-------- Given records
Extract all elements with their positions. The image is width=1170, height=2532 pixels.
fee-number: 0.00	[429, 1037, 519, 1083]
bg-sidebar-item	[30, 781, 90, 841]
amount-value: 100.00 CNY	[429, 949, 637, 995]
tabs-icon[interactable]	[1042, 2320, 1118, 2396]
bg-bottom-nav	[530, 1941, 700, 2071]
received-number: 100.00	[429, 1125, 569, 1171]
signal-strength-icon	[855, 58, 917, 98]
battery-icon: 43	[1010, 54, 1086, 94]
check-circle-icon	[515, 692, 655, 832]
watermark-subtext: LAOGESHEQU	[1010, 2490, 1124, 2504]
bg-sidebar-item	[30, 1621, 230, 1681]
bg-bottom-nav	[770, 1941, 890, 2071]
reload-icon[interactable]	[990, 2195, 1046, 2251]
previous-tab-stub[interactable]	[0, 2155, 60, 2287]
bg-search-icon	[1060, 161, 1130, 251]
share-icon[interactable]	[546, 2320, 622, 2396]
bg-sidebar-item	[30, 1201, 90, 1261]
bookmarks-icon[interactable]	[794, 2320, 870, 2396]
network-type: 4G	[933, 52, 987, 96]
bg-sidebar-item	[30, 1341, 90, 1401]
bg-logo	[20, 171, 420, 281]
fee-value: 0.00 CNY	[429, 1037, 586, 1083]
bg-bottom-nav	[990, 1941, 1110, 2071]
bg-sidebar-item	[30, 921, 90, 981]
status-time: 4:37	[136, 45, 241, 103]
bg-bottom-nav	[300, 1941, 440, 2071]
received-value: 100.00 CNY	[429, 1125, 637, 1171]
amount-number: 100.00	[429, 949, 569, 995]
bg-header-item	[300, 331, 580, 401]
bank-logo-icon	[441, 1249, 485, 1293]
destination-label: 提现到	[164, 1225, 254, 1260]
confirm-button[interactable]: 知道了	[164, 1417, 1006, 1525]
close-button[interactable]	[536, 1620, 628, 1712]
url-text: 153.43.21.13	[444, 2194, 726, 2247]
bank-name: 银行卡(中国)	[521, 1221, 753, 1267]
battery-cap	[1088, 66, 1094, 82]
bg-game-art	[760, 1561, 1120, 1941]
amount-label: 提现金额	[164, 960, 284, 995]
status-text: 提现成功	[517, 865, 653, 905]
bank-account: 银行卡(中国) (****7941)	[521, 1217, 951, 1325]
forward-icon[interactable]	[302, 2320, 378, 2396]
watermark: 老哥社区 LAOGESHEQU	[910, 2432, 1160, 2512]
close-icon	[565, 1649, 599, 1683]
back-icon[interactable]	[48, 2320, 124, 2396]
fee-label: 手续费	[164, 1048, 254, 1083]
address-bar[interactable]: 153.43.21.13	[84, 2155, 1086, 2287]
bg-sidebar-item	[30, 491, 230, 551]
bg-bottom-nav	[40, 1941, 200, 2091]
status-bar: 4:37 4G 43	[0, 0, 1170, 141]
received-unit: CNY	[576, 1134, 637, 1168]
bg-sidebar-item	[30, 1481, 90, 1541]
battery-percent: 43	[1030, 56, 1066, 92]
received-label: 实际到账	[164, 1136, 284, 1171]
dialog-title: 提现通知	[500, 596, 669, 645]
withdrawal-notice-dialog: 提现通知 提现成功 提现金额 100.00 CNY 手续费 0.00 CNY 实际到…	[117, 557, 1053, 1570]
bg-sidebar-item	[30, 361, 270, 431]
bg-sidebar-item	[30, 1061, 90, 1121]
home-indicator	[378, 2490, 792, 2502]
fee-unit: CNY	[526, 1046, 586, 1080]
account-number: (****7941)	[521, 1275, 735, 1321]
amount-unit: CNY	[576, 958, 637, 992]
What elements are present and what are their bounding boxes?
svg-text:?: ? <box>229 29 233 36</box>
----------------
> **Directive**: Copy every line of the material above, character for character and in the same order.

> **Result of the exercise**:
Extract all elements with their positions. The image is width=1170, height=2532 pixels.
fee-number: 0.00	[429, 1037, 519, 1083]
bg-sidebar-item	[30, 781, 90, 841]
amount-value: 100.00 CNY	[429, 949, 637, 995]
tabs-icon[interactable]	[1042, 2320, 1118, 2396]
bg-bottom-nav	[530, 1941, 700, 2071]
received-number: 100.00	[429, 1125, 569, 1171]
signal-strength-icon	[855, 58, 917, 98]
battery-icon: 43	[1010, 54, 1086, 94]
check-circle-icon	[515, 692, 655, 832]
watermark-subtext: LAOGESHEQU	[1010, 2490, 1124, 2504]
bg-sidebar-item	[30, 1621, 230, 1681]
bg-bottom-nav	[770, 1941, 890, 2071]
reload-icon[interactable]	[990, 2195, 1046, 2251]
previous-tab-stub[interactable]	[0, 2155, 60, 2287]
bg-search-icon	[1060, 161, 1130, 251]
share-icon[interactable]	[546, 2320, 622, 2396]
bg-sidebar-item	[30, 1201, 90, 1261]
bookmarks-icon[interactable]	[794, 2320, 870, 2396]
network-type: 4G	[933, 52, 987, 96]
bg-sidebar-item	[30, 1341, 90, 1401]
bg-logo	[20, 171, 420, 281]
fee-value: 0.00 CNY	[429, 1037, 586, 1083]
bg-bottom-nav	[990, 1941, 1110, 2071]
bg-sidebar-item	[30, 921, 90, 981]
status-time: 4:37	[136, 45, 241, 103]
bg-bottom-nav	[300, 1941, 440, 2071]
received-value: 100.00 CNY	[429, 1125, 637, 1171]
amount-number: 100.00	[429, 949, 569, 995]
bg-header-item	[300, 331, 580, 401]
bank-logo-icon	[441, 1249, 485, 1293]
destination-label: 提现到	[164, 1225, 254, 1260]
confirm-button[interactable]: 知道了	[164, 1417, 1006, 1525]
close-button[interactable]	[536, 1620, 628, 1712]
url-text: 153.43.21.13	[444, 2194, 726, 2247]
bank-name: 银行卡(中国)	[521, 1221, 753, 1267]
battery-cap	[1088, 66, 1094, 82]
bg-game-art	[760, 1561, 1120, 1941]
amount-label: 提现金额	[164, 960, 284, 995]
status-text: 提现成功	[517, 865, 653, 905]
bank-account: 银行卡(中国) (****7941)	[521, 1217, 951, 1325]
forward-icon[interactable]	[302, 2320, 378, 2396]
watermark: 老哥社区 LAOGESHEQU	[910, 2432, 1160, 2512]
close-icon	[565, 1649, 599, 1683]
back-icon[interactable]	[48, 2320, 124, 2396]
fee-label: 手续费	[164, 1048, 254, 1083]
address-bar[interactable]: 153.43.21.13	[84, 2155, 1086, 2287]
bg-sidebar-item	[30, 491, 230, 551]
bg-bottom-nav	[40, 1941, 200, 2091]
status-bar: 4:37 4G 43	[0, 0, 1170, 141]
received-unit: CNY	[576, 1134, 637, 1168]
bg-sidebar-item	[30, 1481, 90, 1541]
battery-percent: 43	[1030, 56, 1066, 92]
received-label: 实际到账	[164, 1136, 284, 1171]
dialog-title: 提现通知	[500, 596, 669, 645]
withdrawal-notice-dialog: 提现通知 提现成功 提现金额 100.00 CNY 手续费 0.00 CNY 实际到…	[117, 557, 1053, 1570]
bg-sidebar-item	[30, 361, 270, 431]
bg-sidebar-item	[30, 1061, 90, 1121]
home-indicator	[378, 2490, 792, 2502]
fee-unit: CNY	[526, 1046, 586, 1080]
account-number: (****7941)	[521, 1275, 735, 1321]
amount-unit: CNY	[576, 958, 637, 992]
What elements are present and what are their bounding boxes?
svg-text:?: ? <box>229 29 233 36</box>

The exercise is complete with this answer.